Do this >> Return each line of the records holding the string "Arracacia".
=== Supplied data ===
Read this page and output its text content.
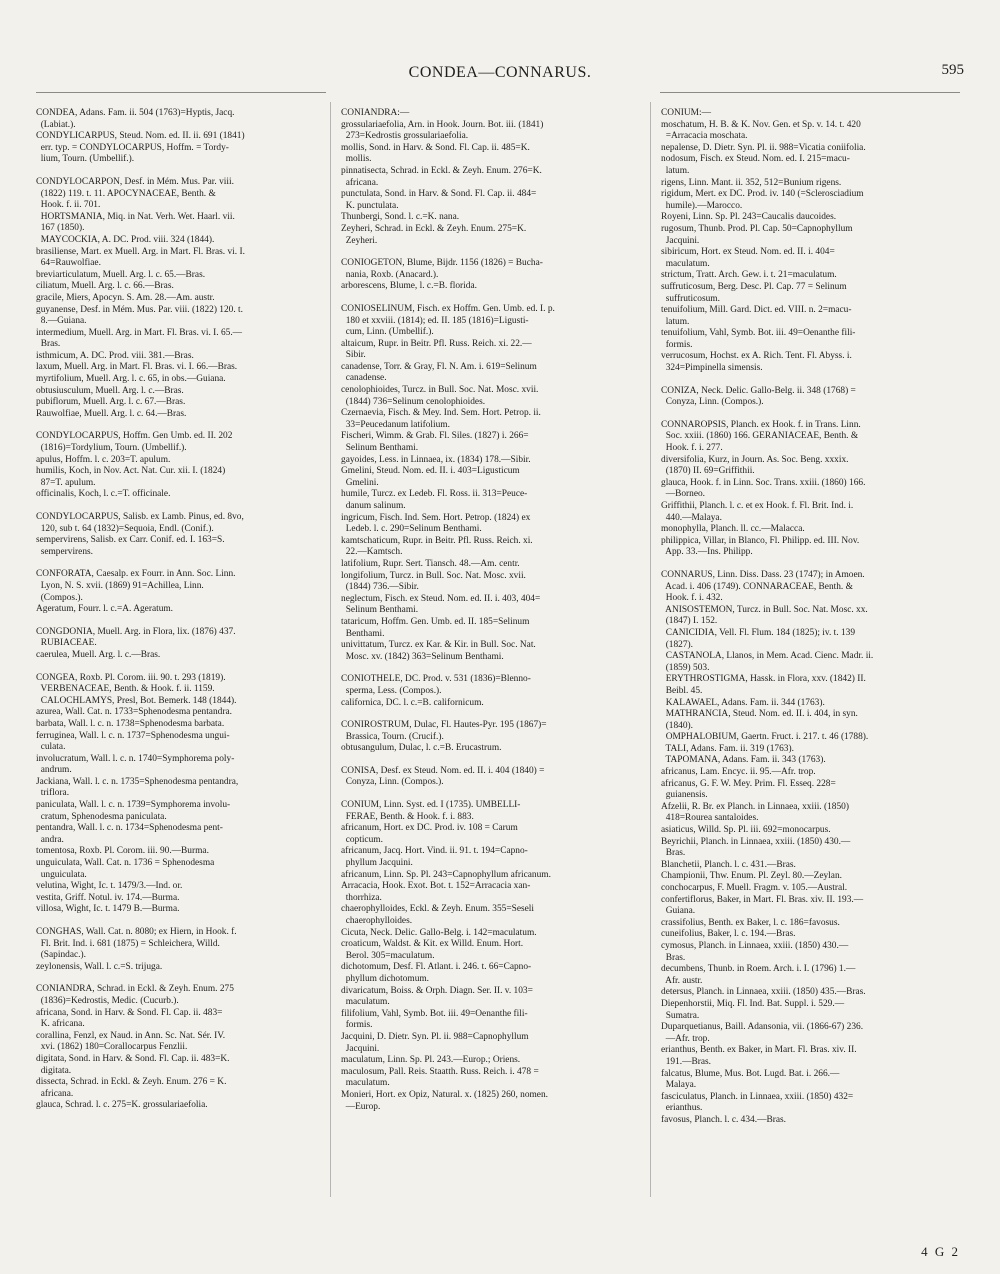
CONDEA—CONNARUS.	595
CONDEA, Adans. Fam. ii. 504 (1763)=Hyptis, Jacq.
(Labiat.).
CONDYLICARPUS, Steud. Nom. ed. II. ii. 691 (1841)
err. typ. = CONDYLOCARPUS, Hoffm. = Tordy-
lium, Tourn. (Umbellif.).
CONDYLOCARPON, Desf. in Mém. Mus. Par. viii.
(1822) 119. t. 11. APOCYNACEAE, Benth. &
Hook. f. ii. 701.
HORTSMANIA, Miq. in Nat. Verh. Wet. Haarl. vii.
167 (1850).
MAYCOCKIA, A. DC. Prod. viii. 324 (1844).
brasiliense, Mart. ex Muell. Arg. in Mart. Fl. Bras. vi. I.
64=Rauwolfiae.
breviarticulatum, Muell. Arg. l. c. 65.—Bras.
ciliatum, Muell. Arg. l. c. 66.—Bras.
gracile, Miers, Apocyn. S. Am. 28.—Am. austr.
guyanense, Desf. in Mém. Mus. Par. viii. (1822) 120. t.
8.—Guiana.
intermedium, Muell. Arg. in Mart. Fl. Bras. vi. I. 65.—
Bras.
isthmicum, A. DC. Prod. viii. 381.—Bras.
laxum, Muell. Arg. in Mart. Fl. Bras. vi. I. 66.—Bras.
myrtifolium, Muell. Arg. l. c. 65, in obs.—Guiana.
obtusiusculum, Muell. Arg. l. c.—Bras.
pubiflorum, Muell. Arg. l. c. 67.—Bras.
Rauwolfiae, Muell. Arg. l. c. 64.—Bras.
CONDYLOCARPUS, Hoffm. Gen Umb. ed. II. 202
(1816)=Tordylium, Tourn. (Umbellif.).
apulus, Hoffm. l. c. 203=T. apulum.
humilis, Koch, in Nov. Act. Nat. Cur. xii. I. (1824)
87=T. apulum.
officinalis, Koch, l. c.=T. officinale.
CONDYLOCARPUS, Salisb. ex Lamb. Pinus, ed. 8vo,
120, sub t. 64 (1832)=Sequoia, Endl. (Conif.).
sempervirens, Salisb. ex Carr. Conif. ed. I. 163=S.
sempervirens.
CONFORATA, Caesalp. ex Fourr. in Ann. Soc. Linn.
Lyon, N. S. xvii. (1869) 91=Achillea, Linn.
(Compos.).
Ageratum, Fourr. l. c.=A. Ageratum.
CONGDONIA, Muell. Arg. in Flora, lix. (1876) 437.
RUBIACEAE.
caerulea, Muell. Arg. l. c.—Bras.
CONGEA, Roxb. Pl. Corom. iii. 90. t. 293 (1819).
VERBENACEAE, Benth. & Hook. f. ii. 1159.
CALOCHLAMYS, Presl, Bot. Bemerk. 148 (1844).
azurea, Wall. Cat. n. 1733=Sphenodesma pentandra.
barbata, Wall. l. c. n. 1738=Sphenodesma barbata.
ferruginea, Wall. l. c. n. 1737=Sphenodesma ungui-
culata.
involucratum, Wall. l. c. n. 1740=Symphorema poly-
andrum.
Jackiana, Wall. l. c. n. 1735=Sphenodesma pentandra,
triflora.
paniculata, Wall. l. c. n. 1739=Symphorema involu-
cratum, Sphenodesma paniculata.
pentandra, Wall. l. c. n. 1734=Sphenodesma pent-
andra.
tomentosa, Roxb. Pl. Corom. iii. 90.—Burma.
unguiculata, Wall. Cat. n. 1736 = Sphenodesma
unguiculata.
velutina, Wight, Ic. t. 1479/3.—Ind. or.
vestita, Griff. Notul. iv. 174.—Burma.
villosa, Wight, Ic. t. 1479 B.—Burma.
CONGHAS, Wall. Cat. n. 8080; ex Hiern, in Hook. f.
Fl. Brit. Ind. i. 681 (1875) = Schleichera, Willd.
(Sapindac.).
zeylonensis, Wall. l. c.=S. trijuga.
CONIANDRA, Schrad. in Eckl. & Zeyh. Enum. 275
(1836)=Kedrostis, Medic. (Cucurb.).
africana, Sond. in Harv. & Sond. Fl. Cap. ii. 483=
K. africana.
corallina, Fenzl, ex Naud. in Ann. Sc. Nat. Sér. IV.
xvi. (1862) 180=Corallocarpus Fenzlii.
digitata, Sond. in Harv. & Sond. Fl. Cap. ii. 483=K.
digitata.
dissecta, Schrad. in Eckl. & Zeyh. Enum. 276 = K.
africana.
glauca, Schrad. l. c. 275=K. grossulariaefolia.
CONIANDRA:—
grossulariaefolia, Arn. in Hook. Journ. Bot. iii. (1841)
273=Kedrostis grossulariaefolia.
mollis, Sond. in Harv. & Sond. Fl. Cap. ii. 485=K.
mollis.
pinnatisecta, Schrad. in Eckl. & Zeyh. Enum. 276=K.
africana.
punctulata, Sond. in Harv. & Sond. Fl. Cap. ii. 484=
K. punctulata.
Thunbergi, Sond. l. c.=K. nana.
Zeyheri, Schrad. in Eckl. & Zeyh. Enum. 275=K.
Zeyheri.
CONIOGETON, Blume, Bijdr. 1156 (1826) = Bucha-
nania, Roxb. (Anacard.).
arborescens, Blume, l. c.=B. florida.
CONIOSELINUM, Fisch. ex Hoffm. Gen. Umb. ed. I. p.
180 et xxviii. (1814); ed. II. 185 (1816)=Ligusti-
cum, Linn. (Umbellif.).
altaicum, Rupr. in Beitr. Pfl. Russ. Reich. xi. 22.—
Sibir.
canadense, Torr. & Gray, Fl. N. Am. i. 619=Selinum
canadense.
cenolophioides, Turcz. in Bull. Soc. Nat. Mosc. xvii.
(1844) 736=Selinum cenolophioides.
Czernaevia, Fisch. & Mey. Ind. Sem. Hort. Petrop. ii.
33=Peucedanum latifolium.
Fischeri, Wimm. & Grab. Fl. Siles. (1827) i. 266=
Selinum Benthami.
gayoides, Less. in Linnaea, ix. (1834) 178.—Sibir.
Gmelini, Steud. Nom. ed. II. i. 403=Ligusticum
Gmelini.
humile, Turcz. ex Ledeb. Fl. Ross. ii. 313=Peuce-
danum salinum.
ingricum, Fisch. Ind. Sem. Hort. Petrop. (1824) ex
Ledeb. l. c. 290=Selinum Benthami.
kamtschaticum, Rupr. in Beitr. Pfl. Russ. Reich. xi.
22.—Kamtsch.
latifolium, Rupr. Sert. Tiansch. 48.—Am. centr.
longifolium, Turcz. in Bull. Soc. Nat. Mosc. xvii.
(1844) 736.—Sibir.
neglectum, Fisch. ex Steud. Nom. ed. II. i. 403, 404=
Selinum Benthami.
tataricum, Hoffm. Gen. Umb. ed. II. 185=Selinum
Benthami.
univittatum, Turcz. ex Kar. & Kir. in Bull. Soc. Nat.
Mosc. xv. (1842) 363=Selinum Benthami.
CONIOTHELE, DC. Prod. v. 531 (1836)=Blenno-
sperma, Less. (Compos.).
californica, DC. l. c.=B. californicum.
CONIROSTRUM, Dulac, Fl. Hautes-Pyr. 195 (1867)=
Brassica, Tourn. (Crucif.).
obtusangulum, Dulac, l. c.=B. Erucastrum.
CONISA, Desf. ex Steud. Nom. ed. II. i. 404 (1840) =
Conyza, Linn. (Compos.).
CONIUM, Linn. Syst. ed. I (1735). UMBELLI-
FERAE, Benth. & Hook. f. i. 883.
africanum, Hort. ex DC. Prod. iv. 108 = Carum
copticum.
africanum, Jacq. Hort. Vind. ii. 91. t. 194=Capno-
phyllum Jacquini.
africanum, Linn. Sp. Pl. 243=Capnophyllum africanum.
Arracacia, Hook. Exot. Bot. t. 152=Arracacia xan-
thorrhiza.
chaerophylloides, Eckl. & Zeyh. Enum. 355=Seseli
chaerophylloides.
Cicuta, Neck. Delic. Gallo-Belg. i. 142=maculatum.
croaticum, Waldst. & Kit. ex Willd. Enum. Hort.
Berol. 305=maculatum.
dichotomum, Desf. Fl. Atlant. i. 246. t. 66=Capno-
phyllum dichotomum.
divaricatum, Boiss. & Orph. Diagn. Ser. II. v. 103=
maculatum.
filifolium, Vahl, Symb. Bot. iii. 49=Oenanthe fili-
formis.
Jacquini, D. Dietr. Syn. Pl. ii. 988=Capnophyllum
Jacquini.
maculatum, Linn. Sp. Pl. 243.—Europ.; Oriens.
maculosum, Pall. Reis. Staatth. Russ. Reich. i. 478 =
maculatum.
Monieri, Hort. ex Opiz, Natural. x. (1825) 260, nomen.
—Europ.
CONIUM:—
moschatum, H. B. & K. Nov. Gen. et Sp. v. 14. t. 420
=Arracacia moschata.
nepalense, D. Dietr. Syn. Pl. ii. 988=Vicatia coniifolia.
nodosum, Fisch. ex Steud. Nom. ed. I. 215=macu-
latum.
rigens, Linn. Mant. ii. 352, 512=Bunium rigens.
rigidum, Mert. ex DC. Prod. iv. 140 (=Sclerosciadium
humile).—Marocco.
Royeni, Linn. Sp. Pl. 243=Caucalis daucoides.
rugosum, Thunb. Prod. Pl. Cap. 50=Capnophyllum
Jacquini.
sibiricum, Hort. ex Steud. Nom. ed. II. i. 404=
maculatum.
strictum, Tratt. Arch. Gew. i. t. 21=maculatum.
suffruticosum, Berg. Desc. Pl. Cap. 77 = Selinum
suffruticosum.
tenuifolium, Mill. Gard. Dict. ed. VIII. n. 2=macu-
latum.
tenuifolium, Vahl, Symb. Bot. iii. 49=Oenanthe fili-
formis.
verrucosum, Hochst. ex A. Rich. Tent. Fl. Abyss. i.
324=Pimpinella simensis.
CONIZA, Neck. Delic. Gallo-Belg. ii. 348 (1768) =
Conyza, Linn. (Compos.).
CONNAROPSIS, Planch. ex Hook. f. in Trans. Linn.
Soc. xxiii. (1860) 166. GERANIACEAE, Benth. &
Hook. f. i. 277.
diversifolia, Kurz, in Journ. As. Soc. Beng. xxxix.
(1870) II. 69=Griffithii.
glauca, Hook. f. in Linn. Soc. Trans. xxiii. (1860) 166.
—Borneo.
Griffithii, Planch. l. c. et ex Hook. f. Fl. Brit. Ind. i.
440.—Malaya.
monophylla, Planch. ll. cc.—Malacca.
philippica, Villar, in Blanco, Fl. Philipp. ed. III. Nov.
App. 33.—Ins. Philipp.
CONNARUS, Linn. Diss. Dass. 23 (1747); in Amoen.
Acad. i. 406 (1749). CONNARACEAE, Benth. &
Hook. f. i. 432.
ANISOSTEMON, Turcz. in Bull. Soc. Nat. Mosc. xx.
(1847) I. 152.
CANICIDIA, Vell. Fl. Flum. 184 (1825); iv. t. 139
(1827).
CASTANOLA, Llanos, in Mem. Acad. Cienc. Madr. ii.
(1859) 503.
ERYTHROSTIGMA, Hassk. in Flora, xxv. (1842) II.
Beibl. 45.
KALAWAEL, Adans. Fam. ii. 344 (1763).
MATHRANCIA, Steud. Nom. ed. II. i. 404, in syn.
(1840).
OMPHALOBIUM, Gaertn. Fruct. i. 217. t. 46 (1788).
TALI, Adans. Fam. ii. 319 (1763).
TAPOMANA, Adans. Fam. ii. 343 (1763).
africanus, Lam. Encyc. ii. 95.—Afr. trop.
africanus, G. F. W. Mey. Prim. Fl. Esseq. 228=
guianensis.
Afzelii, R. Br. ex Planch. in Linnaea, xxiii. (1850)
418=Rourea santaloides.
asiaticus, Willd. Sp. Pl. iii. 692=monocarpus.
Beyrichii, Planch. in Linnaea, xxiii. (1850) 430.—
Bras.
Blanchetii, Planch. l. c. 431.—Bras.
Championii, Thw. Enum. Pl. Zeyl. 80.—Zeylan.
conchocarpus, F. Muell. Fragm. v. 105.—Austral.
confertiflorus, Baker, in Mart. Fl. Bras. xiv. II. 193.—
Guiana.
crassifolius, Benth. ex Baker, l. c. 186=favosus.
cuneifolius, Baker, l. c. 194.—Bras.
cymosus, Planch. in Linnaea, xxiii. (1850) 430.—
Bras.
decumbens, Thunb. in Roem. Arch. i. I. (1796) 1.—
Afr. austr.
detersus, Planch. in Linnaea, xxiii. (1850) 435.—Bras.
Diepenhorstii, Miq. Fl. Ind. Bat. Suppl. i. 529.—
Sumatra.
Duparquetianus, Baill. Adansonia, vii. (1866-67) 236.
—Afr. trop.
erianthus, Benth. ex Baker, in Mart. Fl. Bras. xiv. II.
191.—Bras.
falcatus, Blume, Mus. Bot. Lugd. Bat. i. 266.—
Malaya.
fasciculatus, Planch. in Linnaea, xxiii. (1850) 432=
erianthus.
favosus, Planch. l. c. 434.—Bras.
4 G 2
===
Expected answer >>
Arracacia, Hook. Exot. Bot. t. 152=Arracacia xan-
=Arracacia moschata.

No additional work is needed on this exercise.